◆ CHALLENGE ◆
Wherever "xlabel" appears in a line, copy that line.

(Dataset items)
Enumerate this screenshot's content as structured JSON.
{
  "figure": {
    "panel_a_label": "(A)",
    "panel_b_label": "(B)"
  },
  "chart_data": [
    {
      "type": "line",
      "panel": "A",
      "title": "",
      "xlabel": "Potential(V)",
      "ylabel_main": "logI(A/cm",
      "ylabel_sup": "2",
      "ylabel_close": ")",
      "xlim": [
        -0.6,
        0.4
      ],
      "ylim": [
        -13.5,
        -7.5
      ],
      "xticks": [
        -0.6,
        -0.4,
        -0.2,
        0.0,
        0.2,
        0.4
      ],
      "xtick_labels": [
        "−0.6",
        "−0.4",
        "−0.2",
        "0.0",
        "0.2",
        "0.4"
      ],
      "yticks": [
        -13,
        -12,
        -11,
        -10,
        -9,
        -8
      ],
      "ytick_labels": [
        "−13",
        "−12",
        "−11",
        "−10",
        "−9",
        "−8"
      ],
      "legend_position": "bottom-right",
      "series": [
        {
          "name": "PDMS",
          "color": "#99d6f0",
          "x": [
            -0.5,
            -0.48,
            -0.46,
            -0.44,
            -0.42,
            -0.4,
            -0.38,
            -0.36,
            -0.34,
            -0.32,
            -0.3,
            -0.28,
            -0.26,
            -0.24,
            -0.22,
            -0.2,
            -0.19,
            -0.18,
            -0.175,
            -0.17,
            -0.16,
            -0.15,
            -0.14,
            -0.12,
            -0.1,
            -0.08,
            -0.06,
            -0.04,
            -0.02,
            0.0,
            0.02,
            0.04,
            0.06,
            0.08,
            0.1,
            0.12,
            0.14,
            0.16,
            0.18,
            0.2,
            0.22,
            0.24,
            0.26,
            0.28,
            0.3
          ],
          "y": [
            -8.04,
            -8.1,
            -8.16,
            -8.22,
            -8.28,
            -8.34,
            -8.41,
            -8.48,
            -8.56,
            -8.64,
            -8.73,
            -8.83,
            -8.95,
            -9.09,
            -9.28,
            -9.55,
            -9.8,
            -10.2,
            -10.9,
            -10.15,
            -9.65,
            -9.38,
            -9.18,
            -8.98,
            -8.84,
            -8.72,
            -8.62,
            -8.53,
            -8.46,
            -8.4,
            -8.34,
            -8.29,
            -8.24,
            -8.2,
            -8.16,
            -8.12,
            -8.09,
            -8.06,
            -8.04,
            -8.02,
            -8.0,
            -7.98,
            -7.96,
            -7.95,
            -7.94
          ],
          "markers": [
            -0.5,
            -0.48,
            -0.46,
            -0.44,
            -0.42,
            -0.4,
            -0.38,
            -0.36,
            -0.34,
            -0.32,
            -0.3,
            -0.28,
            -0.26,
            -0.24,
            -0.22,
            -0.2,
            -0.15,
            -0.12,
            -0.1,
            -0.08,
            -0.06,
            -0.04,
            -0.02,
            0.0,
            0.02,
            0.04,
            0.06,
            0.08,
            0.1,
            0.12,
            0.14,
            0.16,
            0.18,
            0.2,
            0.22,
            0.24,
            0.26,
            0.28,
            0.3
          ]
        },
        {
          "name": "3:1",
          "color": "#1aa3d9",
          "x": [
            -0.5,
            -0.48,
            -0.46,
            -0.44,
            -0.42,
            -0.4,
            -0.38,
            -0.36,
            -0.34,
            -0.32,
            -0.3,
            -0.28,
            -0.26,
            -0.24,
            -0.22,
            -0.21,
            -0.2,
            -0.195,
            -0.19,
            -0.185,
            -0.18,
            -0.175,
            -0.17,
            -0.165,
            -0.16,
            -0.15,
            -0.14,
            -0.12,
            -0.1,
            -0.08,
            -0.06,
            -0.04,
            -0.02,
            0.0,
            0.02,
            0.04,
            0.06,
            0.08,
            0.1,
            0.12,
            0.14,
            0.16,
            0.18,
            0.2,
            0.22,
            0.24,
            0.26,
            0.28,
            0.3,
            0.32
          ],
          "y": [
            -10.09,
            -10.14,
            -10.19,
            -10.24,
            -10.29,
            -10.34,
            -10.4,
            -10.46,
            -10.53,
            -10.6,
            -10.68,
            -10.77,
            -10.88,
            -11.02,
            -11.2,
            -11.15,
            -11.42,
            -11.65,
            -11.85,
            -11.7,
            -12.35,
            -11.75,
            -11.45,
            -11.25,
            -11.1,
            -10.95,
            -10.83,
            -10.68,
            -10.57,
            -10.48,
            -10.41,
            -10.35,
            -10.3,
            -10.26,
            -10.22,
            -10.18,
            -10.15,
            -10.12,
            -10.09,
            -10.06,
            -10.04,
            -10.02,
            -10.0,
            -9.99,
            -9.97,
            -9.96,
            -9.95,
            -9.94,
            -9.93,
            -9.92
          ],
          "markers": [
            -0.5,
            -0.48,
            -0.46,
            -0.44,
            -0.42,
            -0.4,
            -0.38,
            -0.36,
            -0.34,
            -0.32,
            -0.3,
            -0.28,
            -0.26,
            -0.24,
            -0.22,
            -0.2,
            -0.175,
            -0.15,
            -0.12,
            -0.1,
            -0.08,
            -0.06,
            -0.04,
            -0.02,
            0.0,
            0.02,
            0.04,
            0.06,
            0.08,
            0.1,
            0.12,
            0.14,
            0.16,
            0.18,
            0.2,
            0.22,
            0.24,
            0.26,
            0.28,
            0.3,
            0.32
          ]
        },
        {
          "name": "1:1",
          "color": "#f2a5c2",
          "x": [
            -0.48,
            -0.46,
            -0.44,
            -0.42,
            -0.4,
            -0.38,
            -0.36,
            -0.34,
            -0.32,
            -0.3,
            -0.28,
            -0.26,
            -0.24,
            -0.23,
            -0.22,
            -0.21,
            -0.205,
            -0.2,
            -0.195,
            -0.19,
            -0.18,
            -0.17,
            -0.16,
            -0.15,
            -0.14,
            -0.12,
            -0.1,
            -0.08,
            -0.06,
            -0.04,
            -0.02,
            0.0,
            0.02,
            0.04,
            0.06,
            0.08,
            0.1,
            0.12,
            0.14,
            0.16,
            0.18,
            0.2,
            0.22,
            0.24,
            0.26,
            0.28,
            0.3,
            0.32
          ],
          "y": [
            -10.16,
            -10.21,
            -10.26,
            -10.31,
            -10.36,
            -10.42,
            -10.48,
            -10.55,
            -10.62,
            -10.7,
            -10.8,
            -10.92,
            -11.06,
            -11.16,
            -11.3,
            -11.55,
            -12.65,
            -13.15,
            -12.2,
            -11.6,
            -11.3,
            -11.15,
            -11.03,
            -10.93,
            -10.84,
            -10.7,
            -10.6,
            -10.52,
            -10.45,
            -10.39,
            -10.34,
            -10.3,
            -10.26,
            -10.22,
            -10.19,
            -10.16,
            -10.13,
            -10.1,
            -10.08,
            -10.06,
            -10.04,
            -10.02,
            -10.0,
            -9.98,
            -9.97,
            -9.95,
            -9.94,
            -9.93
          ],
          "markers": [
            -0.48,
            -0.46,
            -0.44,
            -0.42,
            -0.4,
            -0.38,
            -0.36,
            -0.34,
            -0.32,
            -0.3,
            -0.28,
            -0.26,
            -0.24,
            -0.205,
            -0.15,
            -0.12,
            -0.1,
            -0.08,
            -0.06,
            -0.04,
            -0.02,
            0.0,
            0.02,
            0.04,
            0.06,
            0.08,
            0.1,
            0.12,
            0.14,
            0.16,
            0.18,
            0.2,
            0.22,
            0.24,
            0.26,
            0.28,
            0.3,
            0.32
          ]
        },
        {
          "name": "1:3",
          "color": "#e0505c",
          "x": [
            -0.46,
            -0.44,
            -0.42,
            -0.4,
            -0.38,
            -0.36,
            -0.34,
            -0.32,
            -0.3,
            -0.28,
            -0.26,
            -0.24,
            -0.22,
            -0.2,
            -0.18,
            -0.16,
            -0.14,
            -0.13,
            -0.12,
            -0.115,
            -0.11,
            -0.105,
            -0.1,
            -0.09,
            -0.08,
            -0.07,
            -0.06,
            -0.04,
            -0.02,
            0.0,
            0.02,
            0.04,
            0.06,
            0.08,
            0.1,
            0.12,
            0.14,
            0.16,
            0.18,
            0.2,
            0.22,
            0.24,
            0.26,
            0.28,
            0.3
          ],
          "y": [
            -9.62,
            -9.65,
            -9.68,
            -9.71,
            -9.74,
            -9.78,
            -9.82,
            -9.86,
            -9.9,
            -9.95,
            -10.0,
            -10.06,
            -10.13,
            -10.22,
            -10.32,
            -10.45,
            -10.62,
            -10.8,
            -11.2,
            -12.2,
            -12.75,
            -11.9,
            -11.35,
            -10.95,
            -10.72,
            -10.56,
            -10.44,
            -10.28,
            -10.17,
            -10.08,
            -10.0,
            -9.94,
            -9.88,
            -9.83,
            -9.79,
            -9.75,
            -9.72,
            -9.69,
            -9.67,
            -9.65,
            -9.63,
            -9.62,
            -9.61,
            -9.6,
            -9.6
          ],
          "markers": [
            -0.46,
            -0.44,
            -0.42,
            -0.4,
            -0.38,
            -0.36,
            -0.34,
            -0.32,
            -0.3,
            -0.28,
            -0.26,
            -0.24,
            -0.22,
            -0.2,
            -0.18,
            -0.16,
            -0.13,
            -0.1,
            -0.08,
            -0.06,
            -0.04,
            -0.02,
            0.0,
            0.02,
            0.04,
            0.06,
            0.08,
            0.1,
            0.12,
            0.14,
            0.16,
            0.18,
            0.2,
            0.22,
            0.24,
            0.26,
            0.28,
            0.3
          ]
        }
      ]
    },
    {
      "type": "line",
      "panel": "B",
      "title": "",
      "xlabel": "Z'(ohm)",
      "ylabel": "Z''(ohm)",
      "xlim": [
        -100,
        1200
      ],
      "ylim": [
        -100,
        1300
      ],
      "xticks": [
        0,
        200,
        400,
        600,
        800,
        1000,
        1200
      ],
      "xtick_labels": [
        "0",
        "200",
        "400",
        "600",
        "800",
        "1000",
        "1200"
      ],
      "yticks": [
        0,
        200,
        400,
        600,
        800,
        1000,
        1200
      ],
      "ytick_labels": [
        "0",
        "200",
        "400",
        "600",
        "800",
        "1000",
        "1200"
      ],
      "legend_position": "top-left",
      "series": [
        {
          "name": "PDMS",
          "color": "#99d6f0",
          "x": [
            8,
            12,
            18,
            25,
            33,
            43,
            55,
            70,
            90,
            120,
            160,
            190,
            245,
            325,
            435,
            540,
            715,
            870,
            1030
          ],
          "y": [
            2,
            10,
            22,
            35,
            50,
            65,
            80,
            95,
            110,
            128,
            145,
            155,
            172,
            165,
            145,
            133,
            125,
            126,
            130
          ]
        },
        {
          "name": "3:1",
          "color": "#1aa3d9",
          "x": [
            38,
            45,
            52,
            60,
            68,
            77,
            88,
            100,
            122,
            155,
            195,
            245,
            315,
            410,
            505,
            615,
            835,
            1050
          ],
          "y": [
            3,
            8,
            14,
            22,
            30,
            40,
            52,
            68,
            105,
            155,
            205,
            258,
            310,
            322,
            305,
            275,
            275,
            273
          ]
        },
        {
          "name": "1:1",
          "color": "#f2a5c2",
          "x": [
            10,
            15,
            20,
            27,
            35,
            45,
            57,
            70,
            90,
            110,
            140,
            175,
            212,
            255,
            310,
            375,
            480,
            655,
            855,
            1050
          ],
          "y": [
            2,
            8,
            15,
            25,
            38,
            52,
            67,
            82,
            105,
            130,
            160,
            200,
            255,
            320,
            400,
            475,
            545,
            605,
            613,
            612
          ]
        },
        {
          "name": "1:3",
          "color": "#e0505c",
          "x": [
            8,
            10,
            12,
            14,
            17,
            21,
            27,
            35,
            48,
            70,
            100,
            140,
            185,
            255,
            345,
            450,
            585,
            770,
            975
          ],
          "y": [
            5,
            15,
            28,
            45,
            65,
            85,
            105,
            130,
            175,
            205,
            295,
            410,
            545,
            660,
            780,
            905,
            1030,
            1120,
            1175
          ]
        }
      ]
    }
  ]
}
...
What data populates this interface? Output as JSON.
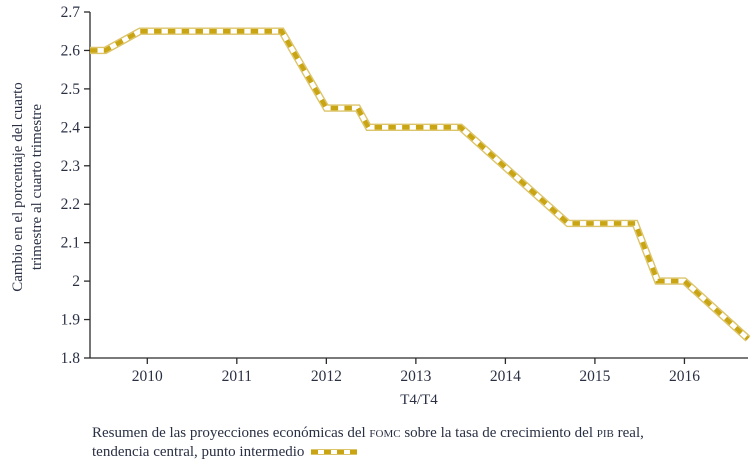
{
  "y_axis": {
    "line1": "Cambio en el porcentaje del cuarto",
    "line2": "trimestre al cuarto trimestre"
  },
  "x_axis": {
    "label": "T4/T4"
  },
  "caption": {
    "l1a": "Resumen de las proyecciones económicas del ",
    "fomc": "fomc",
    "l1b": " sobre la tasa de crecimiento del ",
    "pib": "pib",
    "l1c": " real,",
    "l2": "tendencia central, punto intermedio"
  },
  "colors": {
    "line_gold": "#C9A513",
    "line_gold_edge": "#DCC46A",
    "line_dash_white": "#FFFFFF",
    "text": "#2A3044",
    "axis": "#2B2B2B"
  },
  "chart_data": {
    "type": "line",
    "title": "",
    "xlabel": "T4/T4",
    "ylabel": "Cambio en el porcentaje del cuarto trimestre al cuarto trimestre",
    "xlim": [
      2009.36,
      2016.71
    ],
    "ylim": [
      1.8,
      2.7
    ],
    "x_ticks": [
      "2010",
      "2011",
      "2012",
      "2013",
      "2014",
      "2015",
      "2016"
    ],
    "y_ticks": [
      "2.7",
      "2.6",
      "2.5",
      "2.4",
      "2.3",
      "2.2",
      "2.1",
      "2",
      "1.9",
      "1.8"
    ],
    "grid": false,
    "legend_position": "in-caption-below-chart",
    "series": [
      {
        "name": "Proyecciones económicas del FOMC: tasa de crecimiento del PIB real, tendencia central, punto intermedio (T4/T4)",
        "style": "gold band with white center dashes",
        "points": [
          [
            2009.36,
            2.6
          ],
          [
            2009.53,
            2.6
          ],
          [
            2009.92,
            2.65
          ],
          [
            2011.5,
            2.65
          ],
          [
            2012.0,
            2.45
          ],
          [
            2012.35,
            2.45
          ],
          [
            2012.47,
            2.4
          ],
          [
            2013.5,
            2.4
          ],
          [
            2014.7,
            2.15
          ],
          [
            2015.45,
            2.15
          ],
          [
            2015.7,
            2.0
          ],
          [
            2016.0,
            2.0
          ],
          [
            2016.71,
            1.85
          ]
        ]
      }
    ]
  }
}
---
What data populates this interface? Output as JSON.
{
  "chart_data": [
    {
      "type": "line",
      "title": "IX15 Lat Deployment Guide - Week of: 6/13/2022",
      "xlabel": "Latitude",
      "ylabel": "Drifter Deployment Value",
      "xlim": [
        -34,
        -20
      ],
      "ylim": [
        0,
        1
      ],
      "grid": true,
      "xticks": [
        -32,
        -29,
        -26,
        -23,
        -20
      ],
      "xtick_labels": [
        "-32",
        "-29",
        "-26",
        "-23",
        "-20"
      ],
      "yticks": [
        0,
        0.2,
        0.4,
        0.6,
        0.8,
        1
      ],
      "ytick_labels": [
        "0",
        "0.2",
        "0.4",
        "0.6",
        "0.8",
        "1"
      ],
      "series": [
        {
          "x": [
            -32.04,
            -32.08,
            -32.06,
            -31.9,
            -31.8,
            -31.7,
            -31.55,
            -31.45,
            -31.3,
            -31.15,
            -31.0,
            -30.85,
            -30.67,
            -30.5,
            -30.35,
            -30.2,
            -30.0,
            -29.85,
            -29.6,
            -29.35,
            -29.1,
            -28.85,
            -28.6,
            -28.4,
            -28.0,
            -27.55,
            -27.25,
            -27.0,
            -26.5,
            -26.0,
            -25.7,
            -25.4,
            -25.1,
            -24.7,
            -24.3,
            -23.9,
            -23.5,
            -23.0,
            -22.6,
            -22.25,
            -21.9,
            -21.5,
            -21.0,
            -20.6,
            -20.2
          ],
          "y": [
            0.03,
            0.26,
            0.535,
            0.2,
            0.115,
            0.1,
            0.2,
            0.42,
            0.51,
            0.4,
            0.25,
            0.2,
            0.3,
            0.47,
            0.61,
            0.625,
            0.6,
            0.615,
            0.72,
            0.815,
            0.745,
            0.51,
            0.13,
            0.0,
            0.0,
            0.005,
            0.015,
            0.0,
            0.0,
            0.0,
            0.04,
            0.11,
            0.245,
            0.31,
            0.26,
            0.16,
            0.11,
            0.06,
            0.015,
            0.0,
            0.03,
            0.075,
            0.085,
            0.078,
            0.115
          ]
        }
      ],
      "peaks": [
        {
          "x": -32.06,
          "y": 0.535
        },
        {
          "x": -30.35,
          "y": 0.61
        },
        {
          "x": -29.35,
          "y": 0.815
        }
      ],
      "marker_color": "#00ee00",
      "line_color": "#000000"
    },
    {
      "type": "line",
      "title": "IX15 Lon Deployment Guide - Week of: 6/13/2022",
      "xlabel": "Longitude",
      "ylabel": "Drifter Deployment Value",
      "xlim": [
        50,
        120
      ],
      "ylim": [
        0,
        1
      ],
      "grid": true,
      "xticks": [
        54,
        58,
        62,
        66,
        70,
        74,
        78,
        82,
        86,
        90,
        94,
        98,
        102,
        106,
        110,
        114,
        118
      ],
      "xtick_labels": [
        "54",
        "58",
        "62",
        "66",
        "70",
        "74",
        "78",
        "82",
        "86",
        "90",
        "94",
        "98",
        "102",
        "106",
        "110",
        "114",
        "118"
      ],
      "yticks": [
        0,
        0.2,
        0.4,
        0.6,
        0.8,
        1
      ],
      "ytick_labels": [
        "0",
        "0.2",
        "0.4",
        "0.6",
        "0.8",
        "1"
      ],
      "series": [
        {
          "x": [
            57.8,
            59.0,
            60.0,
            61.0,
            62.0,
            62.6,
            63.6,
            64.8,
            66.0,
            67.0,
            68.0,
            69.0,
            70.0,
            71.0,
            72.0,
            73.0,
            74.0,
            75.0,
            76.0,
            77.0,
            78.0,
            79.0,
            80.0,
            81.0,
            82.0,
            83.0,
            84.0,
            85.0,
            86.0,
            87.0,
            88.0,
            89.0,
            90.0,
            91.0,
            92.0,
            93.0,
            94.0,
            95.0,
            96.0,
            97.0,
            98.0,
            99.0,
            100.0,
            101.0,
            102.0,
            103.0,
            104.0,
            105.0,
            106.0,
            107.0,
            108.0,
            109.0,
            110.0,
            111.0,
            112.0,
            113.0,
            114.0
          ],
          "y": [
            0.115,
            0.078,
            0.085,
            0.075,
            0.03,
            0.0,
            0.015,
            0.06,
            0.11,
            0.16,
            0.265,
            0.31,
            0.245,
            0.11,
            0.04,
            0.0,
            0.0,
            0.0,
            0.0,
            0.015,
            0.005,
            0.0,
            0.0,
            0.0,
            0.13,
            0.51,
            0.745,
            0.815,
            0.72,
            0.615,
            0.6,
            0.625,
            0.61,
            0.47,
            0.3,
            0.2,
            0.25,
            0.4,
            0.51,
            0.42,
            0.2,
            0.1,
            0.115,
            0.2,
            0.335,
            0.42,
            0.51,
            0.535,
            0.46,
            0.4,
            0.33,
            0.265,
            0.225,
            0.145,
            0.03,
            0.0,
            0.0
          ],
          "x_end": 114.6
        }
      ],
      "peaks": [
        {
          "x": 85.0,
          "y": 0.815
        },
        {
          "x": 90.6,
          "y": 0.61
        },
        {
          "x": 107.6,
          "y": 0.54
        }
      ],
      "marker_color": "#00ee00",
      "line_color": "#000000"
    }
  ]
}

◆ WRITTEN ANSWER ◆
      "xlabel": "Potential(V)",
      "xlabel": "Z'(ohm)",
    "xlabel": "T4/T4",
      "xlabel": "Latitude",
      "xlabel": "Longitude",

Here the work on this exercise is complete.